◆ TASK REQUIREMENTS ◆
Convert every line of the listing into a JSON array of strings, one string per line, skipping blank lines. Omit the pictures from the output.

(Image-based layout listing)
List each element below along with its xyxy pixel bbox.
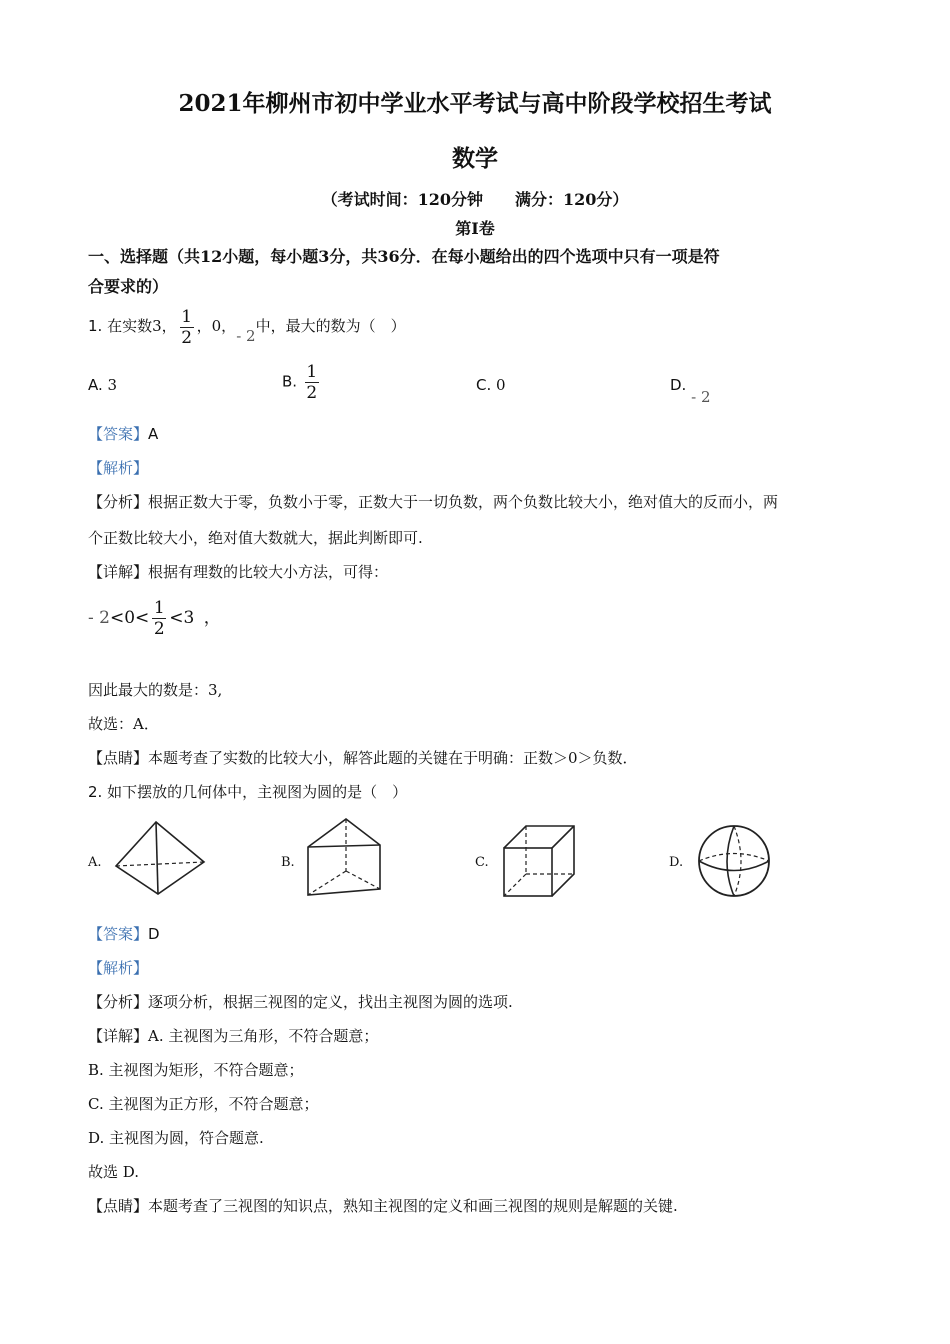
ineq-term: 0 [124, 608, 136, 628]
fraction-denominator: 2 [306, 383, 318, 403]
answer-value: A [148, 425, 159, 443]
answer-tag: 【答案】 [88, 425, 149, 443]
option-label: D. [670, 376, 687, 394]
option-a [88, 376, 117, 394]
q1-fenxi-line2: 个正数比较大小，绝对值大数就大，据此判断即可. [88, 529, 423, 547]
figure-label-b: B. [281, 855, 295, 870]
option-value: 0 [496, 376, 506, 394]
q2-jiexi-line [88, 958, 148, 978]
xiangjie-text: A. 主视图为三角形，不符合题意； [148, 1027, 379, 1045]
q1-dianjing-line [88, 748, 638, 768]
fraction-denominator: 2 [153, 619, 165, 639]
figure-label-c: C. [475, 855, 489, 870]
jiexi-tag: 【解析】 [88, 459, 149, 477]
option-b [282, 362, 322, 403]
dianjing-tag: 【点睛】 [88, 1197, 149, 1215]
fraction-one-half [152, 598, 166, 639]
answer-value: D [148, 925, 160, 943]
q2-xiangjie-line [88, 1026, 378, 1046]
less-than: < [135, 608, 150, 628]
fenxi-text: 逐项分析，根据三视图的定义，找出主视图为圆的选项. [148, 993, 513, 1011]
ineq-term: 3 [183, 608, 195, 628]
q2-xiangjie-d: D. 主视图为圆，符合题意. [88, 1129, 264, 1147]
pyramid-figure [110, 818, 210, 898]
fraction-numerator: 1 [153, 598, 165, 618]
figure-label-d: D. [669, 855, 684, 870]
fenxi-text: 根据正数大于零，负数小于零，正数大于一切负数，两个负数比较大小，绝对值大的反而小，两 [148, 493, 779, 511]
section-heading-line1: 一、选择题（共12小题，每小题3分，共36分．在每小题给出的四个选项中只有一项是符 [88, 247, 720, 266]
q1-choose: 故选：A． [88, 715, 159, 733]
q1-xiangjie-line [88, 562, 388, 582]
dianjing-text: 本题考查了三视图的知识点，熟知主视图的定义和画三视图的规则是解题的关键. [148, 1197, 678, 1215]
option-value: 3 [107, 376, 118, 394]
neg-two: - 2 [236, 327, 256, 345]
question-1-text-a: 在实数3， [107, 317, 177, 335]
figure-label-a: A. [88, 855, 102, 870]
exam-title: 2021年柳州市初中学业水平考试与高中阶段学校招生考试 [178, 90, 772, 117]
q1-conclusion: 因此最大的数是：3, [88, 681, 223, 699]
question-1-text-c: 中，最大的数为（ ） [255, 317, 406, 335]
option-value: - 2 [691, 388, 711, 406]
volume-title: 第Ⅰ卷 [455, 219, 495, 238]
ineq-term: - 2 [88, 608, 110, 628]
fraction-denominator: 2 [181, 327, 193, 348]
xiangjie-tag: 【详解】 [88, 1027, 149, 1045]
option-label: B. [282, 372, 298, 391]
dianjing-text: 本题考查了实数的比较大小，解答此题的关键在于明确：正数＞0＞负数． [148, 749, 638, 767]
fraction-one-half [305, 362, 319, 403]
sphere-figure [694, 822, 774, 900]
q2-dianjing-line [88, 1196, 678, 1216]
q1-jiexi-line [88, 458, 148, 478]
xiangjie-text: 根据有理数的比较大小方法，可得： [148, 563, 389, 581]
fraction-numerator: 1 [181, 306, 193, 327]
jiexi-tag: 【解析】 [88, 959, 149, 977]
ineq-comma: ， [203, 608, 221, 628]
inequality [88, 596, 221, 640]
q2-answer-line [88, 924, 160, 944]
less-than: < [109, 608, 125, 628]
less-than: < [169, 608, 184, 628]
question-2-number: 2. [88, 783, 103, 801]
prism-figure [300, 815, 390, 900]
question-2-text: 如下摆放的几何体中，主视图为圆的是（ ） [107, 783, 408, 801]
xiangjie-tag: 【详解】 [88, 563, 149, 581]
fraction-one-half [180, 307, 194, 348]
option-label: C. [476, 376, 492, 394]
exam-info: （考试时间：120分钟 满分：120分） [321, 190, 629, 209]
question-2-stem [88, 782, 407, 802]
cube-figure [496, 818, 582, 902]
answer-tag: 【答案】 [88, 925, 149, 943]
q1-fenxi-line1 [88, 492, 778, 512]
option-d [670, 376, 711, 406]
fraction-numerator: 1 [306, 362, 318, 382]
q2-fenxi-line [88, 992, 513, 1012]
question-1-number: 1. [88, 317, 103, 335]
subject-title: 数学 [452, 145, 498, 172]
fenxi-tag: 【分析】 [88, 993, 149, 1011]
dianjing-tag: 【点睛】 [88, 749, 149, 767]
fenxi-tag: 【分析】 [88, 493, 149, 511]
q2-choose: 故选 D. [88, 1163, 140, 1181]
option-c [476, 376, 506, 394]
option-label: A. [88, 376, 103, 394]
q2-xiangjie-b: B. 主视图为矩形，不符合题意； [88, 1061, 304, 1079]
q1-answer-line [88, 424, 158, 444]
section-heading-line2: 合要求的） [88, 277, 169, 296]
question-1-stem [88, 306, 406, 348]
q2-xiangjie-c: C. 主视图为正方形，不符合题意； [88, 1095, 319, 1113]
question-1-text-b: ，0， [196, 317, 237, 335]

◆ RESPONSE ◆
[
  "List each element below along with its xyxy pixel bbox.",
  "ineq-term: 0 [124, 608, 136, 628]",
  "fraction-denominator: 2 [306, 383, 318, 403]",
  "answer-value: A [148, 425, 159, 443]",
  "answer-tag: 【答案】 [88, 425, 149, 443]",
  "option-label: D. [670, 376, 687, 394]",
  "option-a [88, 376, 117, 394]",
  "q1-fenxi-line2: 个正数比较大小，绝对值大数就大，据此判断即可. [88, 529, 423, 547]",
  "figure-label-b: B. [281, 855, 295, 870]",
  "option-value: 0 [496, 376, 506, 394]",
  "q2-jiexi-line [88, 958, 148, 978]",
  "xiangjie-text: A. 主视图为三角形，不符合题意； [148, 1027, 379, 1045]",
  "q1-dianjing-line [88, 748, 638, 768]",
  "fraction-denominator: 2 [153, 619, 165, 639]",
  "figure-label-c: C. [475, 855, 489, 870]",
  "jiexi-tag: 【解析】 [88, 459, 149, 477]",
  "option-b [282, 362, 322, 403]",
  "dianjing-tag: 【点睛】 [88, 1197, 149, 1215]",
  "fraction-one-half [152, 598, 166, 639]",
  "answer-value: D [148, 925, 160, 943]",
  "q2-xiangjie-line [88, 1026, 378, 1046]",
  "less-than: < [135, 608, 150, 628]",
  "fenxi-text: 逐项分析，根据三视图的定义，找出主视图为圆的选项. [148, 993, 513, 1011]",
  "ineq-term: 3 [183, 608, 195, 628]",
  "q2-xiangjie-d: D. 主视图为圆，符合题意. [88, 1129, 264, 1147]",
  "pyramid-figure [110, 818, 210, 898]",
  "fraction-numerator: 1 [153, 598, 165, 618]",
  "figure-label-d: D. [669, 855, 684, 870]",
  "fenxi-text: 根据正数大于零，负数小于零，正数大于一切负数，两个负数比较大小，绝对值大的反而小，两 [148, 493, 779, 511]",
  "section-heading-line1: 一、选择题（共12小题，每小题3分，共36分．在每小题给出的四个选项中只有一项是符 [88, 247, 720, 266]",
  "q1-choose: 故选：A． [88, 715, 159, 733]",
  "q1-xiangjie-line [88, 562, 388, 582]",
  "dianjing-text: 本题考查了三视图的知识点，熟知主视图的定义和画三视图的规则是解题的关键. [148, 1197, 678, 1215]",
  "option-value: 3 [107, 376, 118, 394]",
  "neg-two: - 2 [236, 327, 256, 345]",
  "question-1-text-a: 在实数3， [107, 317, 177, 335]",
  "figure-label-a: A. [88, 855, 102, 870]",
  "exam-title: 2021年柳州市初中学业水平考试与高中阶段学校招生考试 [178, 90, 772, 117]",
  "q1-conclusion: 因此最大的数是：3, [88, 681, 223, 699]",
  "question-1-text-c: 中，最大的数为（ ） [255, 317, 406, 335]",
  "option-value: - 2 [691, 388, 711, 406]",
  "volume-title: 第Ⅰ卷 [455, 219, 495, 238]",
  "ineq-term: - 2 [88, 608, 110, 628]",
  "fraction-denominator: 2 [181, 327, 193, 348]",
  "xiangjie-tag: 【详解】 [88, 1027, 149, 1045]",
  "option-label: B. [282, 372, 298, 391]",
  "dianjing-text: 本题考查了实数的比较大小，解答此题的关键在于明确：正数＞0＞负数． [148, 749, 638, 767]",
  "fraction-one-half [305, 362, 319, 403]",
  "sphere-figure [694, 822, 774, 900]",
  "q2-dianjing-line [88, 1196, 678, 1216]",
  "q1-jiexi-line [88, 458, 148, 478]",
  "xiangjie-text: 根据有理数的比较大小方法，可得： [148, 563, 389, 581]",
  "fraction-numerator: 1 [181, 306, 193, 327]",
  "jiexi-tag: 【解析】 [88, 959, 149, 977]",
  "ineq-comma: ， [203, 608, 221, 628]",
  "inequality [88, 596, 221, 640]",
  "q2-answer-line [88, 924, 160, 944]",
  "less-than: < [109, 608, 125, 628]",
  "less-than: < [169, 608, 184, 628]",
  "question-2-number: 2. [88, 783, 103, 801]",
  "prism-figure [300, 815, 390, 900]",
  "question-2-text: 如下摆放的几何体中，主视图为圆的是（ ） [107, 783, 408, 801]",
  "xiangjie-tag: 【详解】 [88, 563, 149, 581]",
  "fraction-one-half [180, 307, 194, 348]",
  "option-label: C. [476, 376, 492, 394]",
  "exam-info: （考试时间：120分钟 满分：120分） [321, 190, 629, 209]",
  "question-2-stem [88, 782, 407, 802]",
  "cube-figure [496, 818, 582, 902]",
  "answer-tag: 【答案】 [88, 925, 149, 943]",
  "q1-fenxi-line1 [88, 492, 778, 512]",
  "option-d [670, 376, 711, 406]",
  "fraction-numerator: 1 [306, 362, 318, 382]",
  "q2-fenxi-line [88, 992, 513, 1012]",
  "question-1-number: 1. [88, 317, 103, 335]",
  "subject-title: 数学 [452, 145, 498, 172]",
  "fenxi-tag: 【分析】 [88, 993, 149, 1011]",
  "dianjing-tag: 【点睛】 [88, 749, 149, 767]",
  "fenxi-tag: 【分析】 [88, 493, 149, 511]",
  "q2-choose: 故选 D. [88, 1163, 140, 1181]",
  "option-c [476, 376, 506, 394]",
  "option-label: A. [88, 376, 103, 394]",
  "q2-xiangjie-b: B. 主视图为矩形，不符合题意； [88, 1061, 304, 1079]",
  "q1-answer-line [88, 424, 158, 444]",
  "section-heading-line2: 合要求的） [88, 277, 169, 296]",
  "question-1-stem [88, 306, 406, 348]",
  "q2-xiangjie-c: C. 主视图为正方形，不符合题意； [88, 1095, 319, 1113]",
  "question-1-text-b: ，0， [196, 317, 237, 335]"
]